Your copy of the material below should match it exactly, except that it holds no pictures.

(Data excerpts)
------------------------------
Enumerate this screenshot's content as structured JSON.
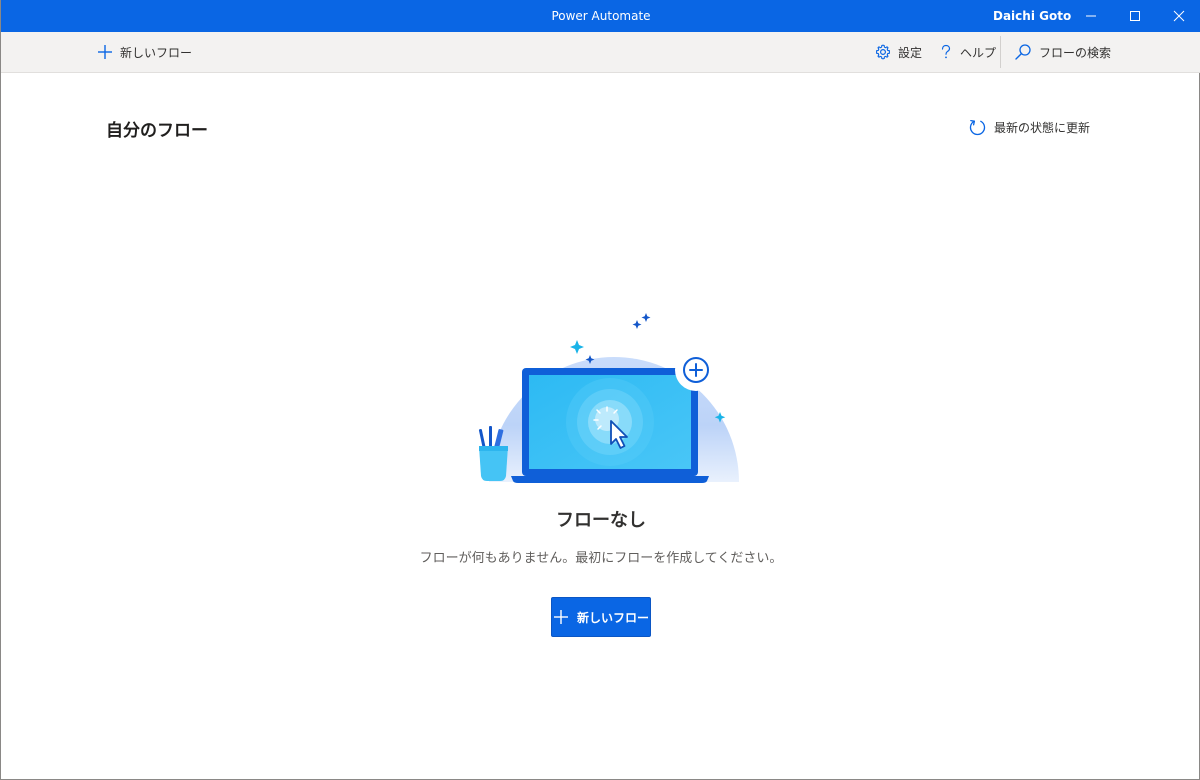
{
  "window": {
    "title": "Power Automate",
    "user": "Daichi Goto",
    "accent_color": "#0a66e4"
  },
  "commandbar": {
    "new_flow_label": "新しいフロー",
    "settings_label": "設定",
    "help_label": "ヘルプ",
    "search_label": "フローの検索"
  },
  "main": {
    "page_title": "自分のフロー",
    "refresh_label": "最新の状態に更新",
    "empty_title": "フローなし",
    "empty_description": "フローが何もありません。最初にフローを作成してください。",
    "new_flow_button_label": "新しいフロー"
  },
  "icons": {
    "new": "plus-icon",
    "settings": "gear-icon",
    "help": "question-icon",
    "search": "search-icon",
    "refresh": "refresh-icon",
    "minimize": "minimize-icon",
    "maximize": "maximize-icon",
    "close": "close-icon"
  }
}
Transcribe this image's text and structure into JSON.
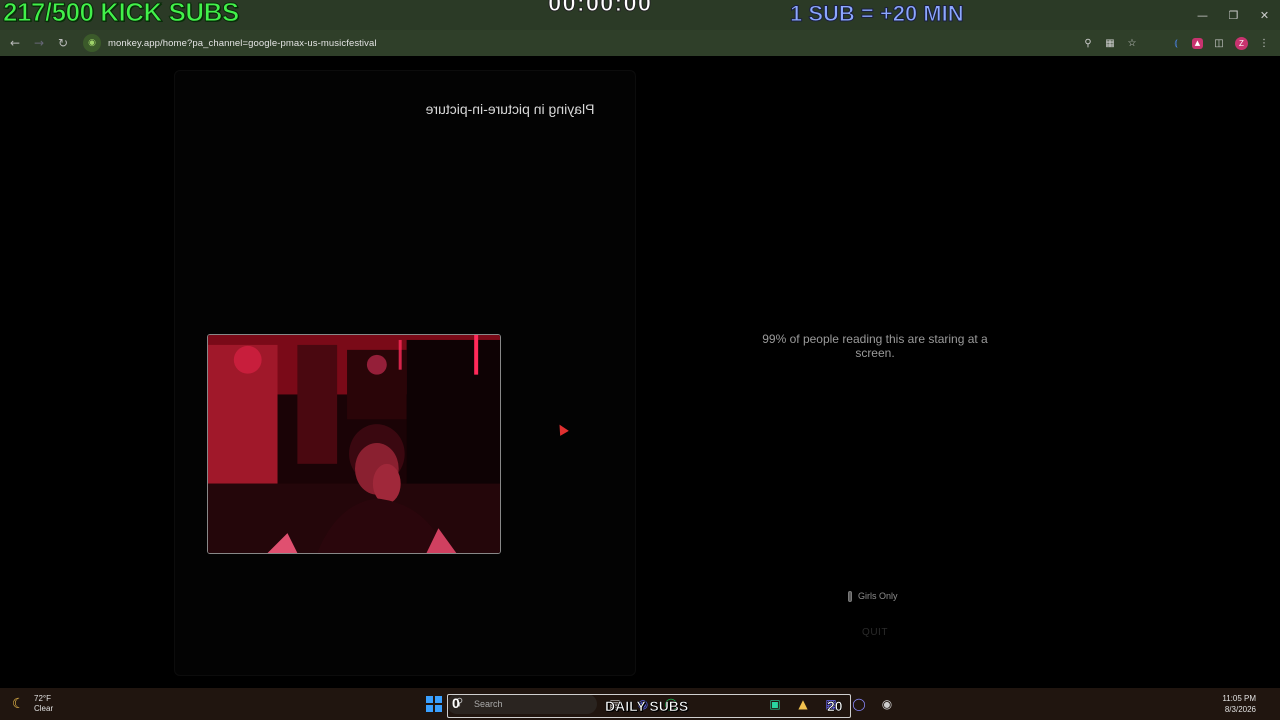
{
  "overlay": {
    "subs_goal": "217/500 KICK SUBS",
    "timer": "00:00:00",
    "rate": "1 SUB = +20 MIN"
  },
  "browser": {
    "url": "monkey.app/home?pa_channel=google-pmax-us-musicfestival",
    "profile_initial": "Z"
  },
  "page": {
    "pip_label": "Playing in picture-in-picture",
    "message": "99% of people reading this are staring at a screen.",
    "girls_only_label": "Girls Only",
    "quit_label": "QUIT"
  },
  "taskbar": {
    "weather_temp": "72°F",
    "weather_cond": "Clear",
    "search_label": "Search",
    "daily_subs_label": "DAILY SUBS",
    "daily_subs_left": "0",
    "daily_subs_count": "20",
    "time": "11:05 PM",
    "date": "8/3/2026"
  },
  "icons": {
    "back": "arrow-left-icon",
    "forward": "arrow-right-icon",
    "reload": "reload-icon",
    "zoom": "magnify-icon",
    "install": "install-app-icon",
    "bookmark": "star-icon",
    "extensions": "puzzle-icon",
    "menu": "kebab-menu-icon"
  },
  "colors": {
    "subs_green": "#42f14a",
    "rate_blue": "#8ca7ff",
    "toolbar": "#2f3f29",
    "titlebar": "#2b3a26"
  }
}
------------------------------
> _Response to this exercise_
Enumerate this screenshot's content as structured JSON.
{
  "window": {
    "title": "Power Automate",
    "user": "Daichi Goto",
    "accent_color": "#0a66e4"
  },
  "commandbar": {
    "new_flow_label": "新しいフロー",
    "settings_label": "設定",
    "help_label": "ヘルプ",
    "search_label": "フローの検索"
  },
  "main": {
    "page_title": "自分のフロー",
    "refresh_label": "最新の状態に更新",
    "empty_title": "フローなし",
    "empty_description": "フローが何もありません。最初にフローを作成してください。",
    "new_flow_button_label": "新しいフロー"
  },
  "icons": {
    "new": "plus-icon",
    "settings": "gear-icon",
    "help": "question-icon",
    "search": "search-icon",
    "refresh": "refresh-icon",
    "minimize": "minimize-icon",
    "maximize": "maximize-icon",
    "close": "close-icon"
  }
}
Transcribe this image's text and structure into JSON.
{
  "overlay": {
    "subs_goal": "217/500 KICK SUBS",
    "timer": "00:00:00",
    "rate": "1 SUB = +20 MIN"
  },
  "browser": {
    "url": "monkey.app/home?pa_channel=google-pmax-us-musicfestival",
    "profile_initial": "Z"
  },
  "page": {
    "pip_label": "Playing in picture-in-picture",
    "message": "99% of people reading this are staring at a screen.",
    "girls_only_label": "Girls Only",
    "quit_label": "QUIT"
  },
  "taskbar": {
    "weather_temp": "72°F",
    "weather_cond": "Clear",
    "search_label": "Search",
    "daily_subs_label": "DAILY SUBS",
    "daily_subs_left": "0",
    "daily_subs_count": "20",
    "time": "11:05 PM",
    "date": "8/3/2026"
  },
  "icons": {
    "back": "arrow-left-icon",
    "forward": "arrow-right-icon",
    "reload": "reload-icon",
    "zoom": "magnify-icon",
    "install": "install-app-icon",
    "bookmark": "star-icon",
    "extensions": "puzzle-icon",
    "menu": "kebab-menu-icon"
  },
  "colors": {
    "subs_green": "#42f14a",
    "rate_blue": "#8ca7ff",
    "toolbar": "#2f3f29",
    "titlebar": "#2b3a26"
  }
}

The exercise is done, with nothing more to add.